Copy everything in the data below exactly except the pictures.

(Data items)
==================================================

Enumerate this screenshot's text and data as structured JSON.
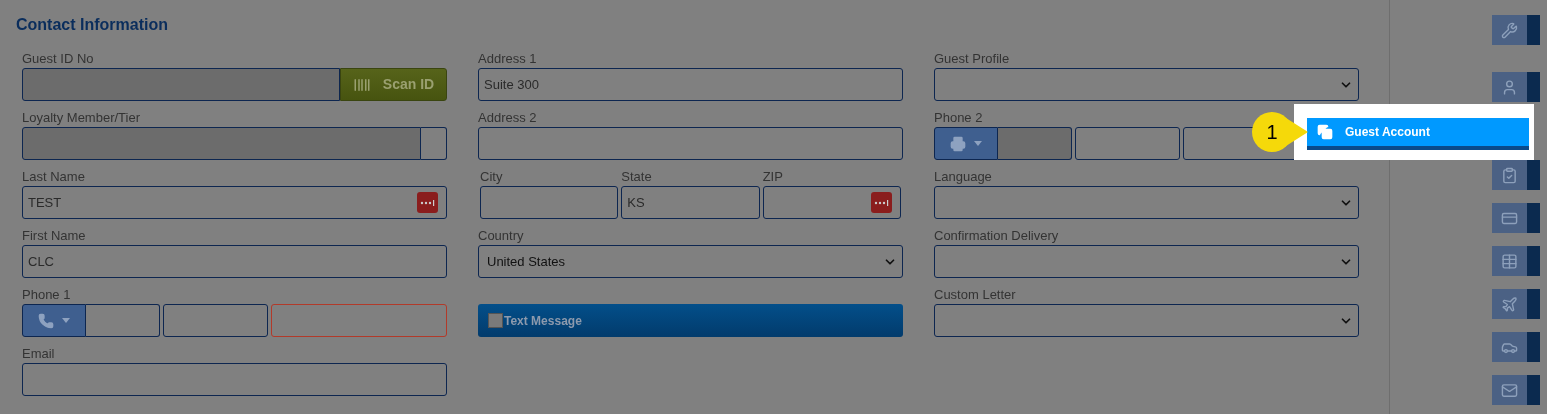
{
  "section_title": "Contact Information",
  "columns": [
    [
      {
        "kind": "scan",
        "label": "Guest ID No",
        "button": "Scan ID",
        "disabled": true
      },
      {
        "kind": "split",
        "label": "Loyalty Member/Tier",
        "disabled": true
      },
      {
        "kind": "lookup",
        "label": "Last Name",
        "value": "TEST"
      },
      {
        "kind": "text",
        "label": "First Name",
        "value": "CLC"
      },
      {
        "kind": "phone",
        "label": "Phone 1",
        "parts": [
          {
            "disabled": false,
            "invalid": false
          },
          {
            "disabled": false,
            "invalid": false
          },
          {
            "disabled": false,
            "invalid": true
          }
        ]
      },
      {
        "kind": "text",
        "label": "Email"
      }
    ],
    [
      {
        "kind": "text",
        "label": "Address 1",
        "value": "Suite 300"
      },
      {
        "kind": "text",
        "label": "Address 2"
      },
      {
        "kind": "triple",
        "subfields": [
          {
            "kind": "text",
            "label": "City"
          },
          {
            "kind": "text",
            "label": "State",
            "value": "KS"
          },
          {
            "kind": "lookup",
            "label": "ZIP"
          }
        ]
      },
      {
        "kind": "select",
        "label": "Country",
        "value": "United States"
      },
      {
        "kind": "checkbar",
        "label": "Text Message",
        "checked": false
      }
    ],
    [
      {
        "kind": "select",
        "label": "Guest Profile"
      },
      {
        "kind": "fax",
        "label": "Phone 2",
        "parts": [
          {
            "disabled": true,
            "invalid": false
          },
          {
            "disabled": false,
            "invalid": false
          },
          {
            "disabled": false,
            "invalid": false
          }
        ]
      },
      {
        "kind": "select",
        "label": "Language"
      },
      {
        "kind": "select",
        "label": "Confirmation Delivery"
      },
      {
        "kind": "select",
        "label": "Custom Letter"
      }
    ]
  ],
  "tour": {
    "step": "1",
    "label": "Guest Account"
  }
}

==================================================

• [PROBLEM SOLUTION]:
Enumerate this screenshot's text and data as structured JSON.
{
  "section_title": "Contact Information",
  "columns": [
    [
      {
        "kind": "scan",
        "label": "Guest ID No",
        "button": "Scan ID",
        "disabled": true
      },
      {
        "kind": "split",
        "label": "Loyalty Member/Tier",
        "disabled": true
      },
      {
        "kind": "lookup",
        "label": "Last Name",
        "value": "TEST"
      },
      {
        "kind": "text",
        "label": "First Name",
        "value": "CLC"
      },
      {
        "kind": "phone",
        "label": "Phone 1",
        "parts": [
          {
            "disabled": false,
            "invalid": false
          },
          {
            "disabled": false,
            "invalid": false
          },
          {
            "disabled": false,
            "invalid": true
          }
        ]
      },
      {
        "kind": "text",
        "label": "Email"
      }
    ],
    [
      {
        "kind": "text",
        "label": "Address 1",
        "value": "Suite 300"
      },
      {
        "kind": "text",
        "label": "Address 2"
      },
      {
        "kind": "triple",
        "subfields": [
          {
            "kind": "text",
            "label": "City"
          },
          {
            "kind": "text",
            "label": "State",
            "value": "KS"
          },
          {
            "kind": "lookup",
            "label": "ZIP"
          }
        ]
      },
      {
        "kind": "select",
        "label": "Country",
        "value": "United States"
      },
      {
        "kind": "checkbar",
        "label": "Text Message",
        "checked": false
      }
    ],
    [
      {
        "kind": "select",
        "label": "Guest Profile"
      },
      {
        "kind": "fax",
        "label": "Phone 2",
        "parts": [
          {
            "disabled": true,
            "invalid": false
          },
          {
            "disabled": false,
            "invalid": false
          },
          {
            "disabled": false,
            "invalid": false
          }
        ]
      },
      {
        "kind": "select",
        "label": "Language"
      },
      {
        "kind": "select",
        "label": "Confirmation Delivery"
      },
      {
        "kind": "select",
        "label": "Custom Letter"
      }
    ]
  ],
  "tour": {
    "step": "1",
    "label": "Guest Account"
  }
}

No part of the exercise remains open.